▶ [Required task] Copy nothing but the text: repeat each entry exactly and drop the images.

════════════════════

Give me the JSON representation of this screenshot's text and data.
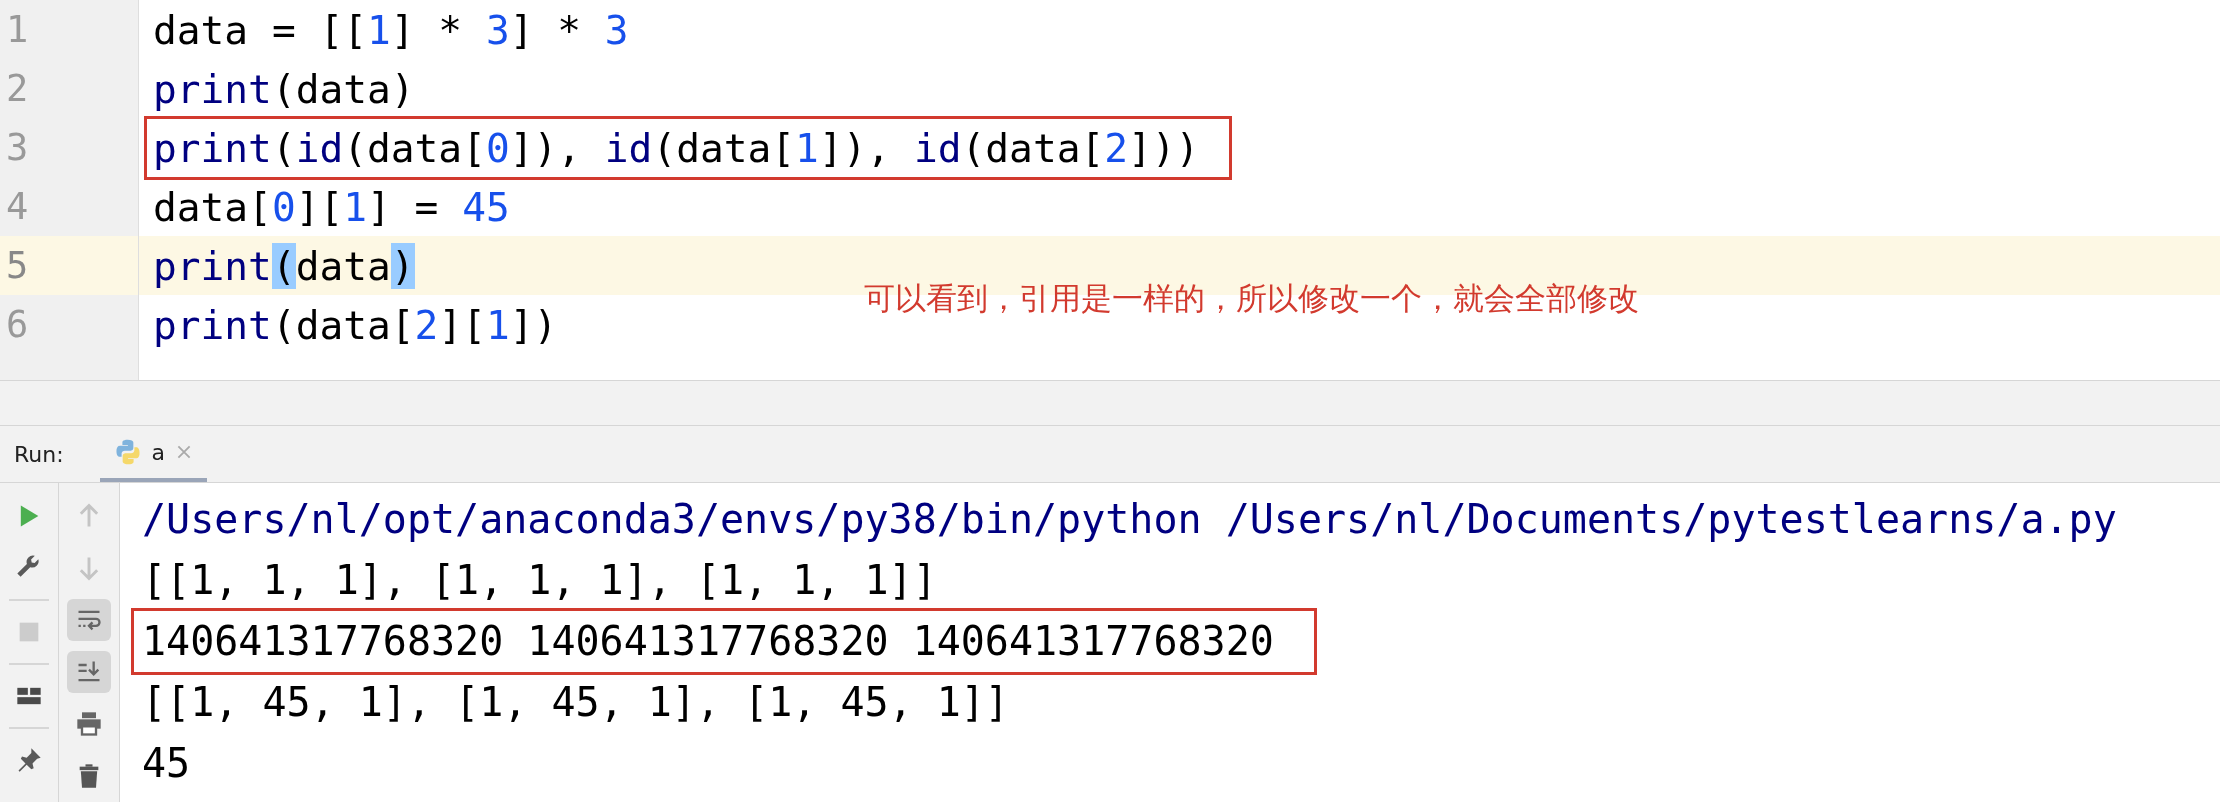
{
  "editor": {
    "lines": [
      {
        "number": "1",
        "current": false,
        "boxed": false,
        "tokens": [
          {
            "kind": "plain",
            "text": "data = [["
          },
          {
            "kind": "number",
            "text": "1"
          },
          {
            "kind": "plain",
            "text": "] * "
          },
          {
            "kind": "number",
            "text": "3"
          },
          {
            "kind": "plain",
            "text": "] * "
          },
          {
            "kind": "number",
            "text": "3"
          }
        ]
      },
      {
        "number": "2",
        "current": false,
        "boxed": false,
        "tokens": [
          {
            "kind": "builtin",
            "text": "print"
          },
          {
            "kind": "plain",
            "text": "(data)"
          }
        ]
      },
      {
        "number": "3",
        "current": false,
        "boxed": true,
        "tokens": [
          {
            "kind": "builtin",
            "text": "print"
          },
          {
            "kind": "plain",
            "text": "("
          },
          {
            "kind": "builtin",
            "text": "id"
          },
          {
            "kind": "plain",
            "text": "(data["
          },
          {
            "kind": "number",
            "text": "0"
          },
          {
            "kind": "plain",
            "text": "]), "
          },
          {
            "kind": "builtin",
            "text": "id"
          },
          {
            "kind": "plain",
            "text": "(data["
          },
          {
            "kind": "number",
            "text": "1"
          },
          {
            "kind": "plain",
            "text": "]), "
          },
          {
            "kind": "builtin",
            "text": "id"
          },
          {
            "kind": "plain",
            "text": "(data["
          },
          {
            "kind": "number",
            "text": "2"
          },
          {
            "kind": "plain",
            "text": "]))"
          }
        ]
      },
      {
        "number": "4",
        "current": false,
        "boxed": false,
        "tokens": [
          {
            "kind": "plain",
            "text": "data["
          },
          {
            "kind": "number",
            "text": "0"
          },
          {
            "kind": "plain",
            "text": "]["
          },
          {
            "kind": "number",
            "text": "1"
          },
          {
            "kind": "plain",
            "text": "] = "
          },
          {
            "kind": "number",
            "text": "45"
          }
        ]
      },
      {
        "number": "5",
        "current": true,
        "boxed": false,
        "tokens": [
          {
            "kind": "builtin",
            "text": "print"
          },
          {
            "kind": "matched",
            "text": "("
          },
          {
            "kind": "plain",
            "text": "data"
          },
          {
            "kind": "matched",
            "text": ")"
          }
        ]
      },
      {
        "number": "6",
        "current": false,
        "boxed": false,
        "tokens": [
          {
            "kind": "builtin",
            "text": "print"
          },
          {
            "kind": "plain",
            "text": "(data["
          },
          {
            "kind": "number",
            "text": "2"
          },
          {
            "kind": "plain",
            "text": "]["
          },
          {
            "kind": "number",
            "text": "1"
          },
          {
            "kind": "plain",
            "text": "])"
          }
        ]
      }
    ],
    "annotation": "可以看到，引用是一样的，所以修改一个，就会全部修改"
  },
  "run_panel": {
    "label": "Run:",
    "tabs": [
      {
        "label": "a",
        "selected": true
      }
    ],
    "tools_left": [
      {
        "kind": "run",
        "disabled": false
      },
      {
        "kind": "wrench",
        "disabled": false
      },
      {
        "kind": "stop",
        "disabled": true
      },
      {
        "kind": "layout",
        "disabled": false
      },
      {
        "kind": "pin",
        "disabled": false
      }
    ],
    "tools_right": [
      {
        "kind": "up",
        "on": false
      },
      {
        "kind": "down",
        "on": false
      },
      {
        "kind": "wrap",
        "on": true
      },
      {
        "kind": "scroll",
        "on": true
      },
      {
        "kind": "print",
        "on": false
      },
      {
        "kind": "trash",
        "on": false
      }
    ],
    "console": [
      {
        "kind": "command",
        "boxed": false,
        "text": "/Users/nl/opt/anaconda3/envs/py38/bin/python /Users/nl/Documents/pytestlearns/a.py"
      },
      {
        "kind": "output",
        "boxed": false,
        "text": "[[1, 1, 1], [1, 1, 1], [1, 1, 1]]"
      },
      {
        "kind": "output",
        "boxed": true,
        "text": "140641317768320 140641317768320 140641317768320"
      },
      {
        "kind": "output",
        "boxed": false,
        "text": "[[1, 45, 1], [1, 45, 1], [1, 45, 1]]"
      },
      {
        "kind": "output",
        "boxed": false,
        "text": "45"
      }
    ]
  }
}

════════════════════

▶ [Exercise solution]
Give me the JSON representation of this screenshot's text and data.
{
  "editor": {
    "lines": [
      {
        "number": "1",
        "current": false,
        "boxed": false,
        "tokens": [
          {
            "kind": "plain",
            "text": "data = [["
          },
          {
            "kind": "number",
            "text": "1"
          },
          {
            "kind": "plain",
            "text": "] * "
          },
          {
            "kind": "number",
            "text": "3"
          },
          {
            "kind": "plain",
            "text": "] * "
          },
          {
            "kind": "number",
            "text": "3"
          }
        ]
      },
      {
        "number": "2",
        "current": false,
        "boxed": false,
        "tokens": [
          {
            "kind": "builtin",
            "text": "print"
          },
          {
            "kind": "plain",
            "text": "(data)"
          }
        ]
      },
      {
        "number": "3",
        "current": false,
        "boxed": true,
        "tokens": [
          {
            "kind": "builtin",
            "text": "print"
          },
          {
            "kind": "plain",
            "text": "("
          },
          {
            "kind": "builtin",
            "text": "id"
          },
          {
            "kind": "plain",
            "text": "(data["
          },
          {
            "kind": "number",
            "text": "0"
          },
          {
            "kind": "plain",
            "text": "]), "
          },
          {
            "kind": "builtin",
            "text": "id"
          },
          {
            "kind": "plain",
            "text": "(data["
          },
          {
            "kind": "number",
            "text": "1"
          },
          {
            "kind": "plain",
            "text": "]), "
          },
          {
            "kind": "builtin",
            "text": "id"
          },
          {
            "kind": "plain",
            "text": "(data["
          },
          {
            "kind": "number",
            "text": "2"
          },
          {
            "kind": "plain",
            "text": "]))"
          }
        ]
      },
      {
        "number": "4",
        "current": false,
        "boxed": false,
        "tokens": [
          {
            "kind": "plain",
            "text": "data["
          },
          {
            "kind": "number",
            "text": "0"
          },
          {
            "kind": "plain",
            "text": "]["
          },
          {
            "kind": "number",
            "text": "1"
          },
          {
            "kind": "plain",
            "text": "] = "
          },
          {
            "kind": "number",
            "text": "45"
          }
        ]
      },
      {
        "number": "5",
        "current": true,
        "boxed": false,
        "tokens": [
          {
            "kind": "builtin",
            "text": "print"
          },
          {
            "kind": "matched",
            "text": "("
          },
          {
            "kind": "plain",
            "text": "data"
          },
          {
            "kind": "matched",
            "text": ")"
          }
        ]
      },
      {
        "number": "6",
        "current": false,
        "boxed": false,
        "tokens": [
          {
            "kind": "builtin",
            "text": "print"
          },
          {
            "kind": "plain",
            "text": "(data["
          },
          {
            "kind": "number",
            "text": "2"
          },
          {
            "kind": "plain",
            "text": "]["
          },
          {
            "kind": "number",
            "text": "1"
          },
          {
            "kind": "plain",
            "text": "])"
          }
        ]
      }
    ],
    "annotation": "可以看到，引用是一样的，所以修改一个，就会全部修改"
  },
  "run_panel": {
    "label": "Run:",
    "tabs": [
      {
        "label": "a",
        "selected": true
      }
    ],
    "tools_left": [
      {
        "kind": "run",
        "disabled": false
      },
      {
        "kind": "wrench",
        "disabled": false
      },
      {
        "kind": "stop",
        "disabled": true
      },
      {
        "kind": "layout",
        "disabled": false
      },
      {
        "kind": "pin",
        "disabled": false
      }
    ],
    "tools_right": [
      {
        "kind": "up",
        "on": false
      },
      {
        "kind": "down",
        "on": false
      },
      {
        "kind": "wrap",
        "on": true
      },
      {
        "kind": "scroll",
        "on": true
      },
      {
        "kind": "print",
        "on": false
      },
      {
        "kind": "trash",
        "on": false
      }
    ],
    "console": [
      {
        "kind": "command",
        "boxed": false,
        "text": "/Users/nl/opt/anaconda3/envs/py38/bin/python /Users/nl/Documents/pytestlearns/a.py"
      },
      {
        "kind": "output",
        "boxed": false,
        "text": "[[1, 1, 1], [1, 1, 1], [1, 1, 1]]"
      },
      {
        "kind": "output",
        "boxed": true,
        "text": "140641317768320 140641317768320 140641317768320"
      },
      {
        "kind": "output",
        "boxed": false,
        "text": "[[1, 45, 1], [1, 45, 1], [1, 45, 1]]"
      },
      {
        "kind": "output",
        "boxed": false,
        "text": "45"
      }
    ]
  }
}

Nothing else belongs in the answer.